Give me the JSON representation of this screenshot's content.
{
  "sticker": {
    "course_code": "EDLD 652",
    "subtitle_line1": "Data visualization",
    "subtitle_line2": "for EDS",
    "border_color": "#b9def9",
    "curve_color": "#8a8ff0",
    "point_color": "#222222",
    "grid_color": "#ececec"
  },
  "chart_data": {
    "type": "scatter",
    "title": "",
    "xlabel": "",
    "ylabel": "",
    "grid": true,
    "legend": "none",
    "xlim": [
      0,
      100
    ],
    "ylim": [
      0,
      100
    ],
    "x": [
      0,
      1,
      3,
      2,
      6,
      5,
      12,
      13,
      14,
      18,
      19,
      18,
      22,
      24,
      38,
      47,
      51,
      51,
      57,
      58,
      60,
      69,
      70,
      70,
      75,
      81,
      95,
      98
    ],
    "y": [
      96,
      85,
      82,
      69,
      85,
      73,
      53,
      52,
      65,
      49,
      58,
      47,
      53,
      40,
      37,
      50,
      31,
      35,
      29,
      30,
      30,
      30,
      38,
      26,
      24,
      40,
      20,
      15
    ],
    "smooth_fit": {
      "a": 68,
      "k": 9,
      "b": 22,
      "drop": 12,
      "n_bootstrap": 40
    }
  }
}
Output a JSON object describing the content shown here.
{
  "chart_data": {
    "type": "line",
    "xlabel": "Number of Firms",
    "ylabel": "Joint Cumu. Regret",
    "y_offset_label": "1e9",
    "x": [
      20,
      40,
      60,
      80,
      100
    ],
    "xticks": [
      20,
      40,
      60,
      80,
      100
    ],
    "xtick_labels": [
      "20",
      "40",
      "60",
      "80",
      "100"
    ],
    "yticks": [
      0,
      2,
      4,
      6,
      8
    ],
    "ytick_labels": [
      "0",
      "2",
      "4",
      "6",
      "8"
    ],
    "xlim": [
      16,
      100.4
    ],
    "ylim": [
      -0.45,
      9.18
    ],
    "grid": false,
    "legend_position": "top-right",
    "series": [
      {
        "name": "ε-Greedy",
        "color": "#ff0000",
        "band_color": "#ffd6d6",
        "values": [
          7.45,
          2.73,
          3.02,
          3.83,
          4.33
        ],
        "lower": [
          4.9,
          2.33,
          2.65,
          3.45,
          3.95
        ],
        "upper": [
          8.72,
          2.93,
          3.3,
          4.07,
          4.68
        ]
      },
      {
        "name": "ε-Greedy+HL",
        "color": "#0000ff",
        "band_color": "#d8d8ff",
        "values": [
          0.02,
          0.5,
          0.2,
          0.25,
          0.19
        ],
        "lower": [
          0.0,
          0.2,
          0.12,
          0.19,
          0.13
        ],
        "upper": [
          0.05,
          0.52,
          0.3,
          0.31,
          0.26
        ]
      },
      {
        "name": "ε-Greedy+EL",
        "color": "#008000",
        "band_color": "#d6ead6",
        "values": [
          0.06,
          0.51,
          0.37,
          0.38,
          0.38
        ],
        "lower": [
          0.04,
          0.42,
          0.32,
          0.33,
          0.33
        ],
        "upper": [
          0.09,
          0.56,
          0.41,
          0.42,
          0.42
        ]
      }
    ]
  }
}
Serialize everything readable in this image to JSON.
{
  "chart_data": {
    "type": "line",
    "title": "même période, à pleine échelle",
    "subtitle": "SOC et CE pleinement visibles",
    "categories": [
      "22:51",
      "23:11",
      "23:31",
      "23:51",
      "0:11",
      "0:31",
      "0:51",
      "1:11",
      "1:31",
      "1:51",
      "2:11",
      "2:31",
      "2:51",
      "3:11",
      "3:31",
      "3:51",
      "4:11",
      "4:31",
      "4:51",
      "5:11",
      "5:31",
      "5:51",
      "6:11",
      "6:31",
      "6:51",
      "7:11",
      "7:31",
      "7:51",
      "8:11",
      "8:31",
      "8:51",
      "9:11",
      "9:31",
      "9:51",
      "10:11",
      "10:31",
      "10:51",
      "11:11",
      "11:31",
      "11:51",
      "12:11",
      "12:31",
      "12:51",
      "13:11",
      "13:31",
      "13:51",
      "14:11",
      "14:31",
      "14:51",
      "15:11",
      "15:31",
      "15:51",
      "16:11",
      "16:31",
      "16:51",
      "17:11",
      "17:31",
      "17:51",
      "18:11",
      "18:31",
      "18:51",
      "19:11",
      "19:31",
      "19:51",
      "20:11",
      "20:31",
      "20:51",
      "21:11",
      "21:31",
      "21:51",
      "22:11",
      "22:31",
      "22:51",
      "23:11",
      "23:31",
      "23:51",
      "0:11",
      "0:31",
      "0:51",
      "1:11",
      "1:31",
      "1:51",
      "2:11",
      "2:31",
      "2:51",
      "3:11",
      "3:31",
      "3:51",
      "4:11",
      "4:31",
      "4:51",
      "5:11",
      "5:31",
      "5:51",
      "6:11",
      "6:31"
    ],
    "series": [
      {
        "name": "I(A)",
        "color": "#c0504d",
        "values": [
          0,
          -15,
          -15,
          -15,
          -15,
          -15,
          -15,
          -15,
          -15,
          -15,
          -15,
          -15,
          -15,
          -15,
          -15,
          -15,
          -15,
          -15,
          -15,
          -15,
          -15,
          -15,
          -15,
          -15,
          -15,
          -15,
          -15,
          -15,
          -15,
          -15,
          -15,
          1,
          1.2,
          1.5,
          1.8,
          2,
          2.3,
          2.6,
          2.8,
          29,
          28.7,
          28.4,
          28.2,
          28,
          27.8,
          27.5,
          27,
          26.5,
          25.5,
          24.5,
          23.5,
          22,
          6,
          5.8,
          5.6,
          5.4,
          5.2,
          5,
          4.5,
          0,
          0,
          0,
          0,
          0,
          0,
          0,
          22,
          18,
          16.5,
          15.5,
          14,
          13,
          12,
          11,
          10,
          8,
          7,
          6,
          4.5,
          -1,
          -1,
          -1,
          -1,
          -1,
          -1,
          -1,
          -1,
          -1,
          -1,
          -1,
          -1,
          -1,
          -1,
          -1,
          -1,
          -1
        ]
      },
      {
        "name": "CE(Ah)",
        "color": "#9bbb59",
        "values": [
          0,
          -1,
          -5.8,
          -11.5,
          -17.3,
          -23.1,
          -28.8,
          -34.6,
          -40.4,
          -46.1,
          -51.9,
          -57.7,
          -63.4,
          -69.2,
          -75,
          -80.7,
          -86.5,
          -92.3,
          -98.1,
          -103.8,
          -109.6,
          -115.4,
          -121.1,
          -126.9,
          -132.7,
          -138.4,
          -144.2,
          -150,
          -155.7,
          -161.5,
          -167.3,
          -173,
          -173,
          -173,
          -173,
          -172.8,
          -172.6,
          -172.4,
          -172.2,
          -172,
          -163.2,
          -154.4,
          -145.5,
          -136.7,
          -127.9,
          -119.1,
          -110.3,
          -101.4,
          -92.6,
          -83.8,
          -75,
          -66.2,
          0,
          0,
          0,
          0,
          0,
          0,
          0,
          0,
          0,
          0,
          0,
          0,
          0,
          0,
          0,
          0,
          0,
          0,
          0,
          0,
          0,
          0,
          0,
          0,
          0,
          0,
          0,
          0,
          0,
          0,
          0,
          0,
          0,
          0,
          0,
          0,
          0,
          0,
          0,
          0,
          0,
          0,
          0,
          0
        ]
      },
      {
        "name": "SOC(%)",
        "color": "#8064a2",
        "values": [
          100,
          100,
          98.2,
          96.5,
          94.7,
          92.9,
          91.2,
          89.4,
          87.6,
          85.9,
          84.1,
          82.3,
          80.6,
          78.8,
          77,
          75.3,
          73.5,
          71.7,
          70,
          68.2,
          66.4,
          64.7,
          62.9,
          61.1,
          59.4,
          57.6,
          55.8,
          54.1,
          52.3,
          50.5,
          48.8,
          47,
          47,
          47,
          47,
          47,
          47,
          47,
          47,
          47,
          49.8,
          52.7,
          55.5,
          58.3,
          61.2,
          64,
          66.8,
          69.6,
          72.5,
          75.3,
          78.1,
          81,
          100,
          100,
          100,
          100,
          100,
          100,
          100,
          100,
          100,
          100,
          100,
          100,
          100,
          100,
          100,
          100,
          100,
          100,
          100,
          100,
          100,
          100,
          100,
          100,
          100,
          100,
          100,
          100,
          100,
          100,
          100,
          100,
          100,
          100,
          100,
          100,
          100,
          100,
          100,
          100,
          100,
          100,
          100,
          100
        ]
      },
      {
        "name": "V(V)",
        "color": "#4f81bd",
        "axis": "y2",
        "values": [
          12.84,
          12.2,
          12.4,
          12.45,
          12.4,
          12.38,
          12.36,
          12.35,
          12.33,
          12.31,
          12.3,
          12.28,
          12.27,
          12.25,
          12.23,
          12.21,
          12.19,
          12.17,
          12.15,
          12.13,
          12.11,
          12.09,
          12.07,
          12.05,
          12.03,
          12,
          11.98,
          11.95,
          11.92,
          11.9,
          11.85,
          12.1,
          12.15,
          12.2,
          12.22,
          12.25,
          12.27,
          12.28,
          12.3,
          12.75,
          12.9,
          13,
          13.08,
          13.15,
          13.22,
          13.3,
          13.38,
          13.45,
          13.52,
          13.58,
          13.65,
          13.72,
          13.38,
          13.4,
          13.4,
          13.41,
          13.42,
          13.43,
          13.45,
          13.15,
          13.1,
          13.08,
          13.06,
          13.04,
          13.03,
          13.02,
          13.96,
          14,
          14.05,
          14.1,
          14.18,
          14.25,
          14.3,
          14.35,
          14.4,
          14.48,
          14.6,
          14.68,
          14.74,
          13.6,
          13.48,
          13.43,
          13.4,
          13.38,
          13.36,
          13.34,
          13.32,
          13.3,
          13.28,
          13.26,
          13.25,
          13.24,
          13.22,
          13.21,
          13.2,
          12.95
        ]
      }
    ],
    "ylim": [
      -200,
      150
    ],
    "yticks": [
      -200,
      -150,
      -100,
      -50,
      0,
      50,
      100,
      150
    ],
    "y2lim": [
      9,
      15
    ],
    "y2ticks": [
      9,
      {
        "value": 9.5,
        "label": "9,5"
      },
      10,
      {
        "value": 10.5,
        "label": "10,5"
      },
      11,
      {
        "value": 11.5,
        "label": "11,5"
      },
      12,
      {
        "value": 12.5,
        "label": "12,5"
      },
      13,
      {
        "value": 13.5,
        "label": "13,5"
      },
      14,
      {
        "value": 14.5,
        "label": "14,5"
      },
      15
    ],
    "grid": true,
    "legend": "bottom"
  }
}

---+---

## WHAT YOU NEED TO DO
Pull every line containing the word "content" out of the entries above.

## RESPONSE TO THE TASK
Give me the JSON representation of this screenshot's content.
Output a JSON object describing the content shown here.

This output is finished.